Objectives
1 - Answer these questions from the Assam elephant article below, please:
(a) How many people did elephants kill in Assam over the past five years, according to the wildlife department report?
(b) In what year did the federal government ban the capture of wild elephant calves?
(c) What are captured calves used for once they are domesticated?
2 - Continue the Assam elephant article below, starting after its last sentence.

#### Passage shown

Assam has India's largest population of Asiatic elephants (pictured), estimated at around 5,000.
by Staff Writers
Guwahati, India (AFP) Sep 26, 2006
Hungry wild elephants in India's northeast are to be kept in check by playing recordings of neighing horses, putting up power fences and, in some cases, by taking their young, officials said Tuesday. Conservationists, officials, elephant owners and villagers came up with the plans Monday at an emergency meeting on how to reduce the increasing turf wars between humans and elephants in the state of Assam.

Shrinking forests and encroachment on traditional elephant territory by people have forced the animals to stray from their habitats into human settlements in the quest of food, often with deadly results.

"We shall appeal to the Indian government to allow capturing of elephant calves as there is a growing demand from the affected people and experts who endorse such a move," senior Assam wildlife official M.C. Malakar told AFP.

Elephants have killed 239 people in Assam state in the past five years while 265 elephants have died during the same period, a wildlife department report released ahead of the meeting said

Villagers traditionally captured wild elephant calves by using trained decoy elephants but the practice was banned by the federal government in 1995.

Local trainers believe that taking a young calf away from its herd encourages the remaining elephants to move away from the inhabited area.

"Once a calf is segregated the herd moves back to the forest and in that way capturing of elephants could help in reducing the conflict," elephant trainer A. Das said.

The captured calves are then domesticated and used to ferry visitors to wildlife sanctuaries in Assam and also by forest rangers to patrol the parks.

########
#### Given records

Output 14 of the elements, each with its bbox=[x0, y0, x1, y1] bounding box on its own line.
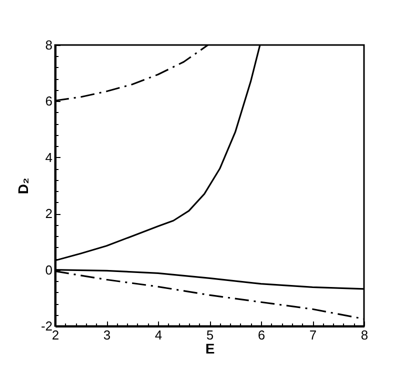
x-tick-label: 4 bbox=[154, 328, 162, 342]
y-tick-label: 2 bbox=[45, 206, 52, 222]
y-tick-label: 4 bbox=[45, 150, 52, 165]
x-tick-label: 5 bbox=[206, 328, 214, 342]
x-tick-label: 3 bbox=[103, 328, 111, 342]
y-tick-label: 6 bbox=[45, 94, 52, 109]
y-tick-label: 8 bbox=[45, 38, 52, 52]
y-axis-title: D₂ bbox=[14, 178, 31, 194]
x-axis-title: E bbox=[205, 340, 215, 356]
x-tick-label: 6 bbox=[258, 328, 266, 342]
y-tick-label: 0 bbox=[45, 262, 52, 278]
x-tick-label: 7 bbox=[309, 328, 317, 342]
y-tick-label: -2 bbox=[40, 318, 52, 334]
x-tick-label: 8 bbox=[360, 328, 368, 342]
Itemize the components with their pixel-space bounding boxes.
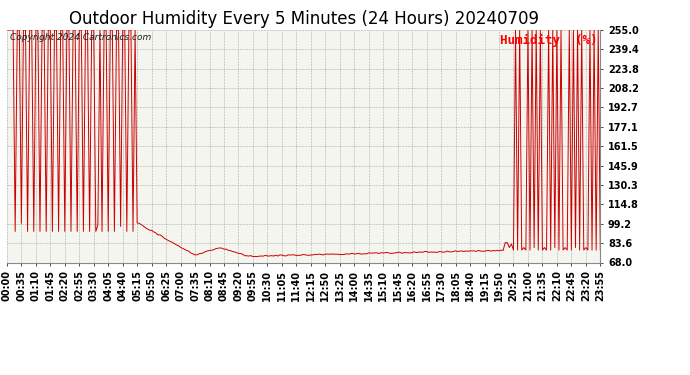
Text: Humidity  (%): Humidity (%)	[500, 33, 598, 46]
Text: Copyright 2024 Cartronics.com: Copyright 2024 Cartronics.com	[10, 33, 151, 42]
Title: Outdoor Humidity Every 5 Minutes (24 Hours) 20240709: Outdoor Humidity Every 5 Minutes (24 Hou…	[68, 10, 539, 28]
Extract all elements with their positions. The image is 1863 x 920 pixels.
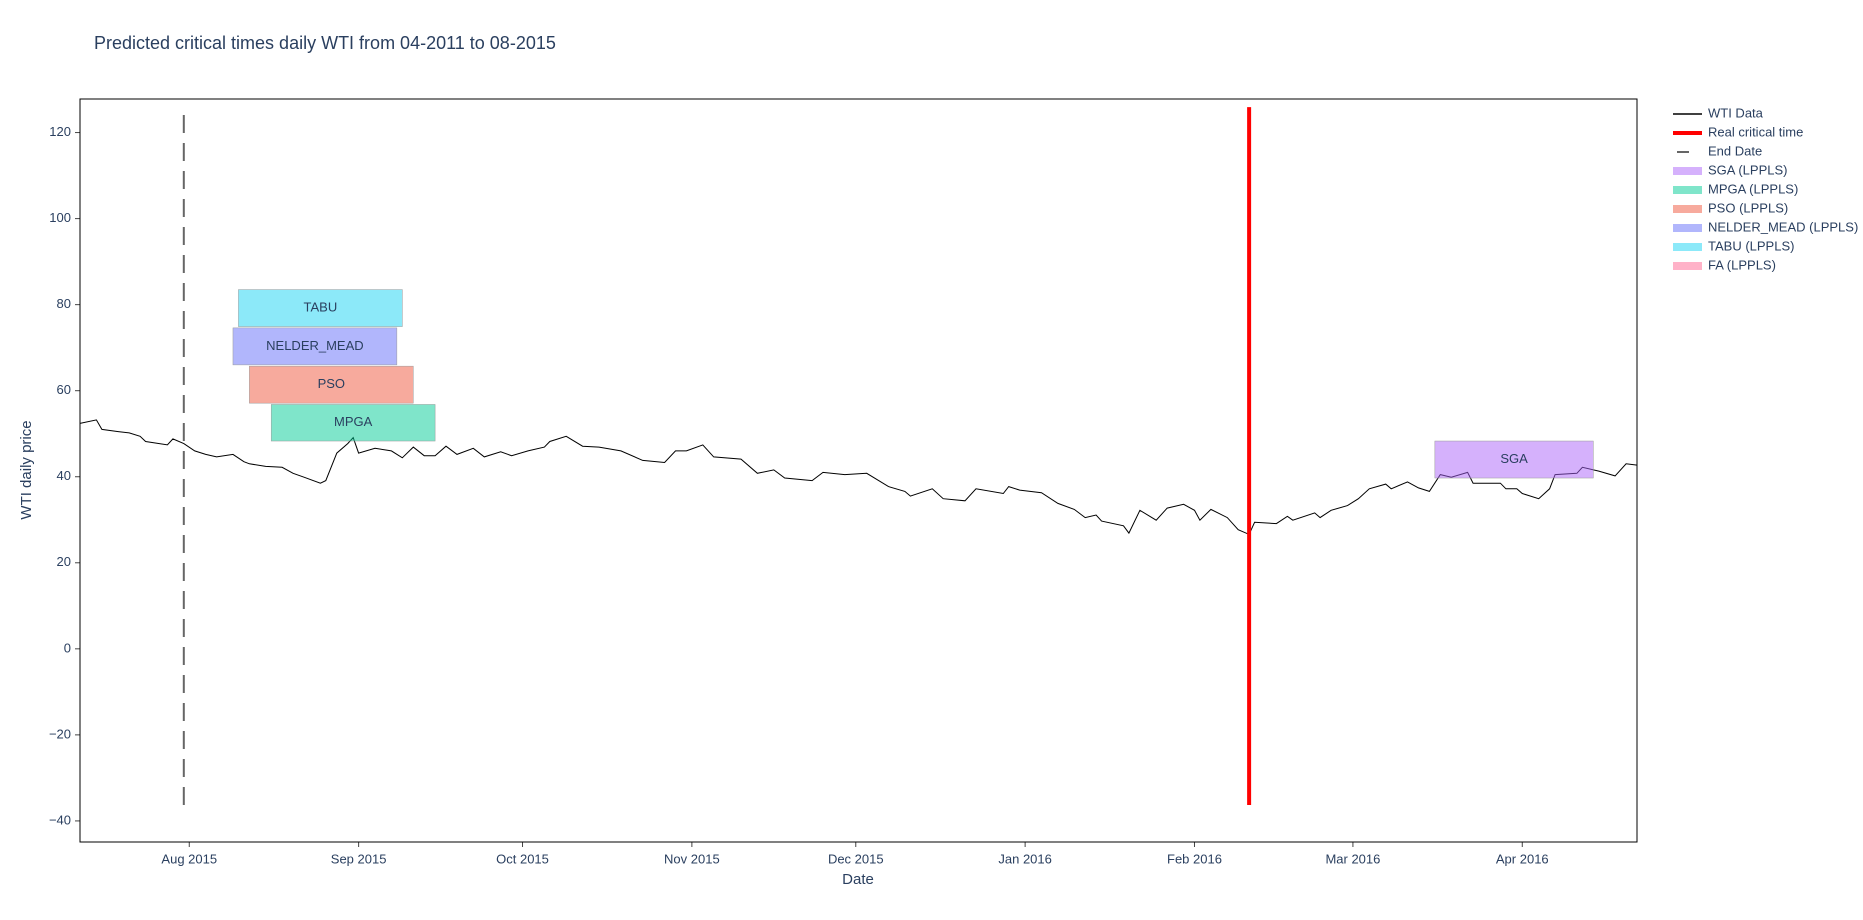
box-label: MPGA bbox=[334, 414, 373, 429]
prediction-box bbox=[249, 365, 414, 404]
x-tick-label: Mar 2016 bbox=[1325, 851, 1380, 866]
prediction-box bbox=[232, 327, 398, 366]
legend-swatch bbox=[1673, 262, 1702, 270]
y-tick-label: −20 bbox=[49, 726, 71, 741]
y-axis-label: WTI daily price bbox=[18, 420, 35, 519]
x-tick-label: Dec 2015 bbox=[828, 851, 884, 866]
chart-title: Predicted critical times daily WTI from … bbox=[94, 33, 556, 53]
x-tick-label: Feb 2016 bbox=[1167, 851, 1222, 866]
x-axis-label: Date bbox=[842, 871, 874, 888]
legend-label: FA (LPPLS) bbox=[1708, 257, 1776, 272]
y-tick-label: 0 bbox=[64, 640, 71, 655]
legend-label: Real critical time bbox=[1708, 124, 1803, 139]
box-label: NELDER_MEAD bbox=[266, 338, 364, 353]
prediction-box bbox=[1434, 440, 1594, 479]
line-series bbox=[79, 419, 1638, 536]
y-tick-label: 20 bbox=[57, 554, 71, 569]
prediction-box bbox=[270, 404, 436, 442]
legend-label: TABU (LPPLS) bbox=[1708, 238, 1794, 253]
y-tick-label: 80 bbox=[57, 296, 71, 311]
y-tick-label: 60 bbox=[57, 382, 71, 397]
y-tick-label: 120 bbox=[49, 124, 71, 139]
legend-swatch bbox=[1673, 243, 1702, 251]
legend-label: MPGA (LPPLS) bbox=[1708, 181, 1798, 196]
prediction-box bbox=[238, 289, 403, 327]
legend-label: NELDER_MEAD (LPPLS) bbox=[1708, 219, 1858, 234]
legend-swatch bbox=[1673, 167, 1702, 175]
legend-swatch bbox=[1673, 205, 1702, 213]
box-label: PSO bbox=[318, 376, 345, 391]
x-tick-label: Aug 2015 bbox=[161, 851, 217, 866]
x-tick-label: Nov 2015 bbox=[664, 851, 720, 866]
legend-swatch bbox=[1673, 186, 1702, 194]
box-label: TABU bbox=[304, 300, 338, 315]
legend-label: PSO (LPPLS) bbox=[1708, 200, 1788, 215]
x-tick-label: Sep 2015 bbox=[331, 851, 387, 866]
legend-label: End Date bbox=[1708, 143, 1762, 158]
x-tick-label: Oct 2015 bbox=[496, 851, 549, 866]
legend-label: WTI Data bbox=[1708, 105, 1764, 120]
legend-swatch bbox=[1673, 224, 1702, 232]
x-tick-label: Jan 2016 bbox=[998, 851, 1052, 866]
y-tick-label: 100 bbox=[49, 210, 71, 225]
y-tick-label: 40 bbox=[57, 468, 71, 483]
x-tick-label: Apr 2016 bbox=[1496, 851, 1549, 866]
legend-label: SGA (LPPLS) bbox=[1708, 162, 1787, 177]
box-label: SGA bbox=[1500, 451, 1528, 466]
plot-border bbox=[79, 98, 1638, 843]
y-tick-label: −40 bbox=[49, 812, 71, 827]
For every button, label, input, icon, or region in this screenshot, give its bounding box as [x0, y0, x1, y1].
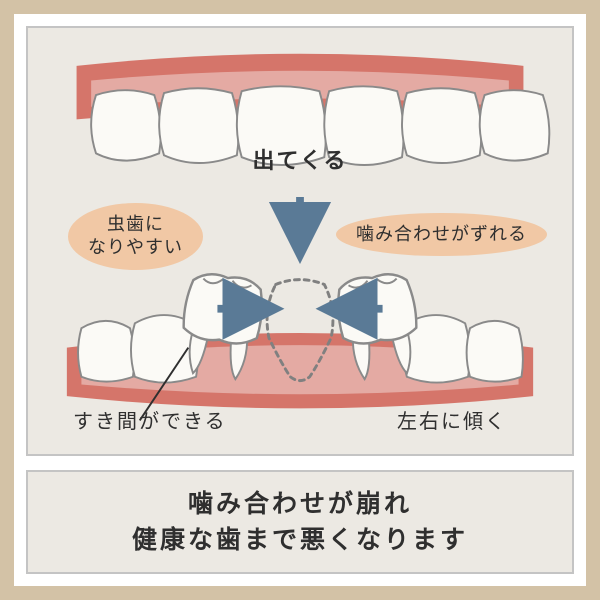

########

The replies
1 -
(a) 239
(b) 1995
(c) To ferry visitors to wildlife sanctuaries in Assam and by forest rangers to patrol the parks

2 -
Officials also plan to adopt another village tradition to drive off marauding elephants.

"We were told at the meeting by a village elder that elephants get scared when they hear the sound of horses neighing," said state forest and wildlife minister Rockybul Hussain.

"This is not scientifically proven but we decided to implement his suggestion on an experimental basis."

The recordings would be an alternative to the increasingly aggressive steps being taken by villagers, including poisoning elephants and beating drums or bursting firecrackers.

"We shall be recording the sound of horses neighing and then play the same over loudspeakers," Malakar said.

The state will also conduct an awareness campaign to relocate elephant habitats and evict people settled illegally in forest areas.

"We shall first ask the encroachers to vacate the forest areas and if our campaign fails we shall have to evict them, although this is not going to be an easy task," Malakar said.

Satellite imagery shows that between 1996 and 2000, villagers encroached on some 280,000 hectares (691,880 acres) of thick forest in Assam.

In farming areas, power fences will also be erected to keep elephant herds from damaging crops, the environment minister said.

Assam has India's largest population of Asiatic elephants, estimated at around 5,000.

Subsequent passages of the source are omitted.